Why do I not get two legends using ggplot2?

I am plotting different models' prediction lines over some data points. I would like to get a legend indicating to which individual belongs each point colour and another legend indicating to which model belongs each line colour. Below I share a fake example for reproducibility:
set.seed(123)
df <- data.frame(Height =rnorm(500, mean=175, sd=15),
Weight =rnorm(500, mean=70, sd=20),
ID = rep(c("A","B","C","D"), (500/4)))
mod1 <- lmer(Height ~ Weight + (1|ID), df)
mod2 <- lmer(Height ~ poly(Weight,2) + (1|ID), df)
y.mod1 <- predict(mod1, data.frame(Weight=df$Weight),re.form=NA) # Prediction of y according to model 1
y.mod2 <- predict(mod2, data.frame(Weight=df$Weight),re.form=NA) # Prediction of y according to model 2
df <- cbind(df, y.mod1,y.mod2)
df <- as.data.frame(df)
head(df)
Height Weight ID y.mod1 y.mod2
1 166.5929 57.96214 A 175.9819 175.4918
2 171.5473 50.12603 B 176.2844 176.3003
3 198.3806 90.53570 C 174.7241 174.7082
4 176.0576 85.02123 D 174.9371 174.5487
5 176.9393 39.81667 A 176.6825 177.7303
6 200.7260 68.09705 B 175.5905 174.8027
First I plot my data points:
Plot_a <- ggplot(df,aes(x=Weight, y=Height,colour=ID)) +
geom_point() +
theme_bw() +
guides(color=guide_legend(override.aes=list(fill=NA)))
Plot_a
Then, I add lines relative to the prediction models:
Plot_b <- Plot_a +
geom_line(data = df, aes(x=Weight, y=y.mod1,color='mod1'),show.legend = T) +
geom_line(data = df, aes(x=Weight, y=y.mod2,color='mod2'),show.legend = T) +
guides(fill = guide_legend(override.aes = list(linetype = 0)),
color=guide_legend(title=c("Model")))
Plot_b
Does anyone know why I am not getting two different legends, one titled Model and the other ID?
I would like to get this

This type of problems generaly has to do with reshaping the data. The format should be the long format and the data is in wide format. See this post on how to reshape the data from long to wide format.
The plot layers become simpler, one geom_line is enough and there is no need for guideto override the aesthetics.
To customize the models' legend text, create a vector of legends, in this case with plotmath, in order to have math notation. And the colors are set manually too.
library(dplyr)
library(tidyr)
library(ggplot2)
model_labels <- c(expression(X^1), expression(X^2))
df %>%
pivot_longer(
cols = c(y.mod1, y.mod2),
names_to = "Model",
values_to = "Value"
) %>%
ggplot(aes(Weight, Height)) +
geom_point(aes(fill = ID), shape = 21) +
geom_line(aes(y = Value, color = Model)) +
scale_color_manual(labels = model_labels,
values = c("coral", "coral4")) +
theme_bw()

→ Data under study
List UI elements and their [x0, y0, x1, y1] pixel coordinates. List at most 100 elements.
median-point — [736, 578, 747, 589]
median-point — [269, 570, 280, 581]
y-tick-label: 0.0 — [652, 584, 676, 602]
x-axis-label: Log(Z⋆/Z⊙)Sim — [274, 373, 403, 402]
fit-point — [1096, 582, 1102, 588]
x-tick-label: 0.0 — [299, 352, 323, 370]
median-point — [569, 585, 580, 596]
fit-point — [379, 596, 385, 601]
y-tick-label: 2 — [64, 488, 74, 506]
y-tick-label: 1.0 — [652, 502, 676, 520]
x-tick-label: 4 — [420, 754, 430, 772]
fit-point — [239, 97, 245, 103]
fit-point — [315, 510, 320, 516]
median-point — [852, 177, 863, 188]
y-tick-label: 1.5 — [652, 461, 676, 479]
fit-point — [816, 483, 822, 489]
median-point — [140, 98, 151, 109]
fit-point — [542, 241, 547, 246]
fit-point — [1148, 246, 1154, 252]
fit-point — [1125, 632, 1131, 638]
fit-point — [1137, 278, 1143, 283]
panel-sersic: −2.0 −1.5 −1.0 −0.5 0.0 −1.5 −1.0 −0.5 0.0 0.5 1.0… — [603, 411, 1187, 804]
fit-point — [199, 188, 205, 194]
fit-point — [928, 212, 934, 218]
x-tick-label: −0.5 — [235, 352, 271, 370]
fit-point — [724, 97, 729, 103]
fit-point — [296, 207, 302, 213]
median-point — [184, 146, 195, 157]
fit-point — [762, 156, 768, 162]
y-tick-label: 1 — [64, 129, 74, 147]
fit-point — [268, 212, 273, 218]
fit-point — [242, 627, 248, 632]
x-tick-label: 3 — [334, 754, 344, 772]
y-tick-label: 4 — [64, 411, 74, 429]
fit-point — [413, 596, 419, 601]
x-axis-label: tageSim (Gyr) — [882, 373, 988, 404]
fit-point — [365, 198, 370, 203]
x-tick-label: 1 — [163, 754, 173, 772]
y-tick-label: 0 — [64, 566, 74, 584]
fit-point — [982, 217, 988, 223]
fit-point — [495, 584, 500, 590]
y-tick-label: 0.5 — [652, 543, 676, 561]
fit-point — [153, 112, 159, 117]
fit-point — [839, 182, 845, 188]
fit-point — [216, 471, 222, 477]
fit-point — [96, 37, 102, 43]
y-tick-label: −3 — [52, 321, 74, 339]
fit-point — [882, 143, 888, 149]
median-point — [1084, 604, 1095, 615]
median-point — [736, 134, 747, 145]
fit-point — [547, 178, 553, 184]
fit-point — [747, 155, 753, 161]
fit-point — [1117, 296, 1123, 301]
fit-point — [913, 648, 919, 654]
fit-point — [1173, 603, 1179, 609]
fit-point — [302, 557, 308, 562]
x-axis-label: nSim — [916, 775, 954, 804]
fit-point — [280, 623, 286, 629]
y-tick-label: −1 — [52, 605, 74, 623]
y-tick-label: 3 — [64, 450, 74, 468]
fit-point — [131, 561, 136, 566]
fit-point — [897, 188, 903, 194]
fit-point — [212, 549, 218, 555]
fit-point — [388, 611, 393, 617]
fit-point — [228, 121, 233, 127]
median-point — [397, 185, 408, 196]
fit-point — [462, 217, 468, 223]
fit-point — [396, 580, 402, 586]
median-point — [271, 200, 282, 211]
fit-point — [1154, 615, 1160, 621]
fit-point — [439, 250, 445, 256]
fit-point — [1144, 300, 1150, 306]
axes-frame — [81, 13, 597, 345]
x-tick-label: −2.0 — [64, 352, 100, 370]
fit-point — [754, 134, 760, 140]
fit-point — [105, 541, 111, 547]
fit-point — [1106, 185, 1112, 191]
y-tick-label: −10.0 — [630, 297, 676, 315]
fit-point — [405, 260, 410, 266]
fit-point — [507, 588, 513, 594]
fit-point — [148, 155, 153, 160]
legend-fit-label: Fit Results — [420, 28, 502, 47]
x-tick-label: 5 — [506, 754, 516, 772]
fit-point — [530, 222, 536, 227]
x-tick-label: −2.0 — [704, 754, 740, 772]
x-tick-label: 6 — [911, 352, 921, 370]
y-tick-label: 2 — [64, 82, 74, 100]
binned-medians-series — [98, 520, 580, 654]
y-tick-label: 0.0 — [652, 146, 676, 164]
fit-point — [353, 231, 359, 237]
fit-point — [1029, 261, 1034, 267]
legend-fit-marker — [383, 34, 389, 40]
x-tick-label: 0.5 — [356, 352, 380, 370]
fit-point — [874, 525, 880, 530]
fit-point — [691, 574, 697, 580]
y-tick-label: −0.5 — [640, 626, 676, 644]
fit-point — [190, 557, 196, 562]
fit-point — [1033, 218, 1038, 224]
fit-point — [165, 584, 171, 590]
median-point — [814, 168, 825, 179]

→ Exercise brief
Rewrite the part of the ggplot2 text that opens with "I would like to get this" and closes with "set manually too.", putting "restructuring" in place of "reshaping".

→ Problem solution
I would like to get this

This type of problems generaly has to do with restructuring the data. The format should be the long format and the data is in wide format. See this post on how to reshape the data from long to wide format.
The plot layers become simpler, one geom_line is enough and there is no need for guideto override the aesthetics.
To customize the models' legend text, create a vector of legends, in this case with plotmath, in order to have math notation. And the colors are set manually too.